WHAT YOU SHOULD DO: Set down the material below word for word, excluding the pictures.

───

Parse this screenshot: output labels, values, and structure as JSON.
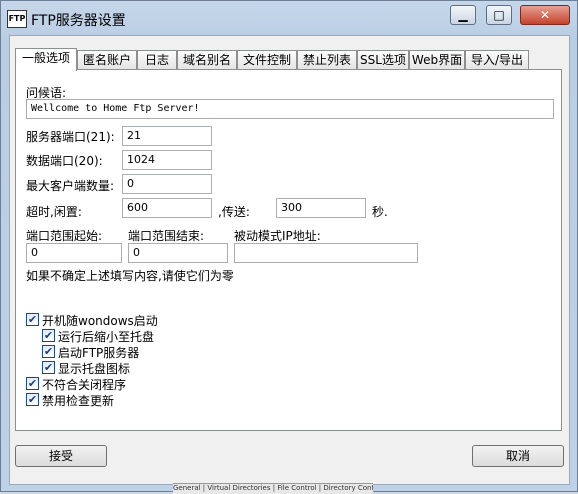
{
  "window": {
    "app_icon": "FTP",
    "title": "FTP服务器设置",
    "min_glyph": "▁",
    "max_glyph": "□",
    "close_glyph": "✕"
  },
  "tabs": [
    {
      "label": "一般选项",
      "active": true
    },
    {
      "label": "匿名账户"
    },
    {
      "label": "日志"
    },
    {
      "label": "域名别名"
    },
    {
      "label": "文件控制"
    },
    {
      "label": "禁止列表"
    },
    {
      "label": "SSL选项"
    },
    {
      "label": "Web界面"
    },
    {
      "label": "导入/导出"
    }
  ],
  "general": {
    "greeting_label": "问候语:",
    "greeting_value": "Wellcome to Home Ftp Server!",
    "server_port_label": "服务器端口(21):",
    "server_port_value": "21",
    "data_port_label": "数据端口(20):",
    "data_port_value": "1024",
    "max_clients_label": "最大客户端数量:",
    "max_clients_value": "0",
    "timeout_idle_label": "超时,闲置:",
    "timeout_idle_value": "600",
    "timeout_transfer_label": ",传送:",
    "timeout_transfer_value": "300",
    "seconds_label": "秒.",
    "port_range_start_label": "端口范围起始:",
    "port_range_start_value": "0",
    "port_range_end_label": "端口范围结束:",
    "port_range_end_value": "0",
    "passive_ip_label": "被动模式IP地址:",
    "passive_ip_value": "",
    "hint": "如果不确定上述填写内容,请使它们为零"
  },
  "checkboxes": {
    "start_with_windows": {
      "label": "开机随wondows启动",
      "checked": true
    },
    "minimize_to_tray": {
      "label": "运行后缩小至托盘",
      "checked": true
    },
    "start_ftp_server": {
      "label": "启动FTP服务器",
      "checked": true
    },
    "show_tray_icon": {
      "label": "显示托盘图标",
      "checked": true
    },
    "no_close_program": {
      "label": "不符合关闭程序",
      "checked": true
    },
    "disable_update_check": {
      "label": "禁用检查更新",
      "checked": true
    },
    "check_glyph": "✔"
  },
  "buttons": {
    "accept": "接受",
    "cancel": "取消"
  },
  "background_window": {
    "tabs_text": "General | Virtual Directories | File Control | Directory Control"
  }
}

───

EXERCISE OUTPUT:
Parse this screenshot: output labels, values, and structure as JSON.
{
  "window": {
    "app_icon": "FTP",
    "title": "FTP服务器设置",
    "min_glyph": "▁",
    "max_glyph": "□",
    "close_glyph": "✕"
  },
  "tabs": [
    {
      "label": "一般选项",
      "active": true
    },
    {
      "label": "匿名账户"
    },
    {
      "label": "日志"
    },
    {
      "label": "域名别名"
    },
    {
      "label": "文件控制"
    },
    {
      "label": "禁止列表"
    },
    {
      "label": "SSL选项"
    },
    {
      "label": "Web界面"
    },
    {
      "label": "导入/导出"
    }
  ],
  "general": {
    "greeting_label": "问候语:",
    "greeting_value": "Wellcome to Home Ftp Server!",
    "server_port_label": "服务器端口(21):",
    "server_port_value": "21",
    "data_port_label": "数据端口(20):",
    "data_port_value": "1024",
    "max_clients_label": "最大客户端数量:",
    "max_clients_value": "0",
    "timeout_idle_label": "超时,闲置:",
    "timeout_idle_value": "600",
    "timeout_transfer_label": ",传送:",
    "timeout_transfer_value": "300",
    "seconds_label": "秒.",
    "port_range_start_label": "端口范围起始:",
    "port_range_start_value": "0",
    "port_range_end_label": "端口范围结束:",
    "port_range_end_value": "0",
    "passive_ip_label": "被动模式IP地址:",
    "passive_ip_value": "",
    "hint": "如果不确定上述填写内容,请使它们为零"
  },
  "checkboxes": {
    "start_with_windows": {
      "label": "开机随wondows启动",
      "checked": true
    },
    "minimize_to_tray": {
      "label": "运行后缩小至托盘",
      "checked": true
    },
    "start_ftp_server": {
      "label": "启动FTP服务器",
      "checked": true
    },
    "show_tray_icon": {
      "label": "显示托盘图标",
      "checked": true
    },
    "no_close_program": {
      "label": "不符合关闭程序",
      "checked": true
    },
    "disable_update_check": {
      "label": "禁用检查更新",
      "checked": true
    },
    "check_glyph": "✔"
  },
  "buttons": {
    "accept": "接受",
    "cancel": "取消"
  },
  "background_window": {
    "tabs_text": "General | Virtual Directories | File Control | Directory Control"
  }
}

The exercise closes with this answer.